• [Your objective] Repeat exactly each line of the data provided below.

• [Information supplied]
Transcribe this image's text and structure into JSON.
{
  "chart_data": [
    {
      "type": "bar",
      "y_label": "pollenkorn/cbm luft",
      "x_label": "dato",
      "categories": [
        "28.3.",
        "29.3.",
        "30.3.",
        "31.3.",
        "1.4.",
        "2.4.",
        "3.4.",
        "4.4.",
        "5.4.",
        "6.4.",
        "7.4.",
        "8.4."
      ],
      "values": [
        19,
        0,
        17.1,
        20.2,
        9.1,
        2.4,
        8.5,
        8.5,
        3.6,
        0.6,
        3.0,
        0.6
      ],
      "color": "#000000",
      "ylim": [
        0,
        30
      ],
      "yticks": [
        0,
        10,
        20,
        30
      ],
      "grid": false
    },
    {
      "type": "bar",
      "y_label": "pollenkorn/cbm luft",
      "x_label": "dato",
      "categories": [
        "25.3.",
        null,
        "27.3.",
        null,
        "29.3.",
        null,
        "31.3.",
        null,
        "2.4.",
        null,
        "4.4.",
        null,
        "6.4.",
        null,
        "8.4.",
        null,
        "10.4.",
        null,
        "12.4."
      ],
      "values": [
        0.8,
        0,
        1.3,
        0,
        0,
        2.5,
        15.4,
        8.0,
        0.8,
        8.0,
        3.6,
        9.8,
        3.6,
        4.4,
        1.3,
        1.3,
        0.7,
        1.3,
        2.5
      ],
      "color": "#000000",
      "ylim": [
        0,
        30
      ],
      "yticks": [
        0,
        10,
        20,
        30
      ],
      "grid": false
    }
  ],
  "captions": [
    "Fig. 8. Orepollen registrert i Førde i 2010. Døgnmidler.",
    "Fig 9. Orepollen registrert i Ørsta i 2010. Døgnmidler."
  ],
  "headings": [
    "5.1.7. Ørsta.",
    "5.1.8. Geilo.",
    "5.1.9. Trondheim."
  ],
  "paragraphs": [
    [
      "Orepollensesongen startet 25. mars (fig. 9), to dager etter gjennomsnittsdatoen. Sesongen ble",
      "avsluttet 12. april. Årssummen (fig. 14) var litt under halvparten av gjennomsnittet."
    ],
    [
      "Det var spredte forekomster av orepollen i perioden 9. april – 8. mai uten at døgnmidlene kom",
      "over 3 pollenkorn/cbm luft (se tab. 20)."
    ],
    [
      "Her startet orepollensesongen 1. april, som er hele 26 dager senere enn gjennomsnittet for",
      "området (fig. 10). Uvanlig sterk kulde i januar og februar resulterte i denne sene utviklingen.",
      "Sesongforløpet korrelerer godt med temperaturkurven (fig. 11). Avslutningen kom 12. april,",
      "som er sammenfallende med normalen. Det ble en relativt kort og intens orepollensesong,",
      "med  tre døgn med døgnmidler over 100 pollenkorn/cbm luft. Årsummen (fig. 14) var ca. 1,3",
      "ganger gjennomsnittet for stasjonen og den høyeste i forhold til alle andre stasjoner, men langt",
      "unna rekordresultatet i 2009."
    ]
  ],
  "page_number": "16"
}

• [Written answer]
Transcribe this image's text and structure into JSON.
{
  "chart_data": [
    {
      "type": "bar",
      "y_label": "pollenkorn/cbm luft",
      "x_label": "dato",
      "categories": [
        "28.3.",
        "29.3.",
        "30.3.",
        "31.3.",
        "1.4.",
        "2.4.",
        "3.4.",
        "4.4.",
        "5.4.",
        "6.4.",
        "7.4.",
        "8.4."
      ],
      "values": [
        19,
        0,
        17.1,
        20.2,
        9.1,
        2.4,
        8.5,
        8.5,
        3.6,
        0.6,
        3.0,
        0.6
      ],
      "color": "#000000",
      "ylim": [
        0,
        30
      ],
      "yticks": [
        0,
        10,
        20,
        30
      ],
      "grid": false
    },
    {
      "type": "bar",
      "y_label": "pollenkorn/cbm luft",
      "x_label": "dato",
      "categories": [
        "25.3.",
        null,
        "27.3.",
        null,
        "29.3.",
        null,
        "31.3.",
        null,
        "2.4.",
        null,
        "4.4.",
        null,
        "6.4.",
        null,
        "8.4.",
        null,
        "10.4.",
        null,
        "12.4."
      ],
      "values": [
        0.8,
        0,
        1.3,
        0,
        0,
        2.5,
        15.4,
        8.0,
        0.8,
        8.0,
        3.6,
        9.8,
        3.6,
        4.4,
        1.3,
        1.3,
        0.7,
        1.3,
        2.5
      ],
      "color": "#000000",
      "ylim": [
        0,
        30
      ],
      "yticks": [
        0,
        10,
        20,
        30
      ],
      "grid": false
    }
  ],
  "captions": [
    "Fig. 8. Orepollen registrert i Førde i 2010. Døgnmidler.",
    "Fig 9. Orepollen registrert i Ørsta i 2010. Døgnmidler."
  ],
  "headings": [
    "5.1.7. Ørsta.",
    "5.1.8. Geilo.",
    "5.1.9. Trondheim."
  ],
  "paragraphs": [
    [
      "Orepollensesongen startet 25. mars (fig. 9), to dager etter gjennomsnittsdatoen. Sesongen ble",
      "avsluttet 12. april. Årssummen (fig. 14) var litt under halvparten av gjennomsnittet."
    ],
    [
      "Det var spredte forekomster av orepollen i perioden 9. april – 8. mai uten at døgnmidlene kom",
      "over 3 pollenkorn/cbm luft (se tab. 20)."
    ],
    [
      "Her startet orepollensesongen 1. april, som er hele 26 dager senere enn gjennomsnittet for",
      "området (fig. 10). Uvanlig sterk kulde i januar og februar resulterte i denne sene utviklingen.",
      "Sesongforløpet korrelerer godt med temperaturkurven (fig. 11). Avslutningen kom 12. april,",
      "som er sammenfallende med normalen. Det ble en relativt kort og intens orepollensesong,",
      "med  tre døgn med døgnmidler over 100 pollenkorn/cbm luft. Årsummen (fig. 14) var ca. 1,3",
      "ganger gjennomsnittet for stasjonen og den høyeste i forhold til alle andre stasjoner, men langt",
      "unna rekordresultatet i 2009."
    ]
  ],
  "page_number": "16"
}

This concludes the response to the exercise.